━━ Text passage ━━

Podcasting Will Explode, and 4 Other Predictions From Top Media Minds

Content marketing is a big trend made out of many smaller trends—the Matryoshka Doll of media, if you will, with one exciting new technology stacking into the next.

Predicting these trends has become the new national sport of the media industry, and at the TrackMaven Marketing Summit earlier this month, media leaders took out their crystal balls, peered into this sea of tools, and hazarded a few guesses at the next big thing, to crib a line from Samsung.

According to CoolHunting, Mic, and Slate, here are the juiciest trends to look out for:

1. Podcasting will explode.

“The coming explosion of podcasting,” Jacob Weisberg, chairman of The Slate Group, said flatly when asked about next big thing in the storytelling space. “The most intense connection and most intense engagement I’ve ever seen run any medium is around podcasting, because it combines the intimacy of the human voice with time-shift listening,” he said, referring to the recording and storage of audio, which offers listening flexibility—in sharp contrast to rigid radio schedules.

Podcasts in cars is a trend that could potentially catalyze the medium. One in five U.S. adults listens to podcast at least occasionally, and mobile podcasting in the car grew 10 percent from 2010 to 2012. As Weisberg noted, the average listener is listening to nine hours a month. “I’ve just never seen anything like it,” he said.

2. Screens will connect seamlessly.

When asked the same question, CoolHunting founder Josh Rubin had a very different answer: “I’m most excited by continuity. I think that we’re starting to see technology hand off the content experience from one screen to another in a manner that will allow us to get off the subway, get to our office, sit down, and fire up our desktop.”

He admitted that ‘continuity and ‘handoff’ are both Apple words; for Apple fanatics, the company offers a smooth connection between iPhones, iPads, and Macs. “What we’ll see once the next operating system comes out is a very seamless way to move from screen to screen and back and forth,” he said.

3. Email will make a comeback.

Next to social media and mobile, email is a dinosaur. But panelists were quick to defend it. “It’s like Throwback Wednesday,” moderator Eric Kuhn said. “Is email the biggest, newest old thing?”

Noting that it’s never really gone away, Weisberg said, “Well-curated newsletters are incredibly valuable,” partly because they foster audience dependency. “If it’s late one morning, you want to call up and ask where it is.”

While email is an old tool, its landscape is evolving. Jake Horowitz, co-founder of Mic, emphasized the importance of keeping your voice consistent between your publication and your email newsletter. After all, quality content is more important than ever for reaching sophisticate email users who know all the old tricks and are sorting through increasingly saturated inboxes.

4. Millennials’ love affair with Snapchat will continue.

“Snapchat is moving into stories and we’re following that space very, very closely,” Horowitz said.

━━━
━━ Entries shown ━━

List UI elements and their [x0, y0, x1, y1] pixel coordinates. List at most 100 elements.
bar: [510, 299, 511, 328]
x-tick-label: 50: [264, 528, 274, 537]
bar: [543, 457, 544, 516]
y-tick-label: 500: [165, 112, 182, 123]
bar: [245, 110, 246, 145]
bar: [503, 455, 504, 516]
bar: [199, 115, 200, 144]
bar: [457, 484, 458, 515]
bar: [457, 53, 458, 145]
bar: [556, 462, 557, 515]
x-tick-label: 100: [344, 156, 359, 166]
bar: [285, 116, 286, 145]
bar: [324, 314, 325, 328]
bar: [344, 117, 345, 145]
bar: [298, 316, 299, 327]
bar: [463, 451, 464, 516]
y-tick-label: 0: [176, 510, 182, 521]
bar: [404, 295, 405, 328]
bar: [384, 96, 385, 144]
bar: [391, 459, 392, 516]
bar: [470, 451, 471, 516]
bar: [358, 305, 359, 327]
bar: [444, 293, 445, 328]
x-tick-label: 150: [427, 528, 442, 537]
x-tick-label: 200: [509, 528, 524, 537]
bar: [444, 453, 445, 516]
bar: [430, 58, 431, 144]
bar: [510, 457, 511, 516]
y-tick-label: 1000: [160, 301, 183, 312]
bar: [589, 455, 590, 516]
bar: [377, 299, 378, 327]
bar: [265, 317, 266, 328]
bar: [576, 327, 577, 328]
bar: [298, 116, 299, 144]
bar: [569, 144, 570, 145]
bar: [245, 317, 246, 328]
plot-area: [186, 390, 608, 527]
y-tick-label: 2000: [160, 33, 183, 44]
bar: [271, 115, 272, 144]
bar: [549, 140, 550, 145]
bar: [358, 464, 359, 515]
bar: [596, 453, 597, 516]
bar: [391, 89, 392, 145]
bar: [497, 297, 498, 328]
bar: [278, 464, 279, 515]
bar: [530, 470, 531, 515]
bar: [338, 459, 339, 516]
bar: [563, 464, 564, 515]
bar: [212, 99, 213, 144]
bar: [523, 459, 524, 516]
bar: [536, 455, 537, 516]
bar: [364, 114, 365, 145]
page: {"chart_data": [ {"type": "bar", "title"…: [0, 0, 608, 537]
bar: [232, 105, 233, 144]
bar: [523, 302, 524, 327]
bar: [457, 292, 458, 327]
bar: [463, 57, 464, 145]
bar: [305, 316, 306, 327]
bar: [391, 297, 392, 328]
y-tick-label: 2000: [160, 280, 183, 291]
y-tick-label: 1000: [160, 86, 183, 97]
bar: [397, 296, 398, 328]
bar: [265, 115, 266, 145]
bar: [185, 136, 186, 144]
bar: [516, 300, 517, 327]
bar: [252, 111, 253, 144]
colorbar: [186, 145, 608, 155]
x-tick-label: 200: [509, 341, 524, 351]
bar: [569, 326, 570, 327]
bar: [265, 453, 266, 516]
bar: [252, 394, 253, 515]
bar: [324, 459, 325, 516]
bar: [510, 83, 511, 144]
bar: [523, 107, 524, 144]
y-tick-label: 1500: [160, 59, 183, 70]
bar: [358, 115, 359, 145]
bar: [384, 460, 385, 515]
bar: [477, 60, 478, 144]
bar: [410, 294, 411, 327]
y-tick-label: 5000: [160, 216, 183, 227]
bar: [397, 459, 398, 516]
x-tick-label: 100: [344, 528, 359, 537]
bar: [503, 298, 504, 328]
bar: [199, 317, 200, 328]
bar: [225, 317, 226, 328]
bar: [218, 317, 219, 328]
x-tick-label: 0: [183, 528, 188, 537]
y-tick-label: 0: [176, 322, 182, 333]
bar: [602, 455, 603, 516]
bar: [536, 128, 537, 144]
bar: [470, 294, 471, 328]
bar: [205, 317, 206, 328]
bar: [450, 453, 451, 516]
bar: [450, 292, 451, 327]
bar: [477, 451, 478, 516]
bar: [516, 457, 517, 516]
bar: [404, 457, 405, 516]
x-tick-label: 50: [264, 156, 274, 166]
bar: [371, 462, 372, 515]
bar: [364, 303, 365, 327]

━━━

▶ _Problem to solve_: Print the passage of the media-predictions article from "Noting that it’s" up to and including "increasingly saturated inboxes.", with no changes.

▶ _Finished task_:
Noting that it’s never really gone away, Weisberg said, “Well-curated newsletters are incredibly valuable,” partly because they foster audience dependency. “If it’s late one morning, you want to call up and ask where it is.”

While email is an old tool, its landscape is evolving. Jake Horowitz, co-founder of Mic, emphasized the importance of keeping your voice consistent between your publication and your email newsletter. After all, quality content is more important than ever for reaching sophisticate email users who know all the old tricks and are sorting through increasingly saturated inboxes.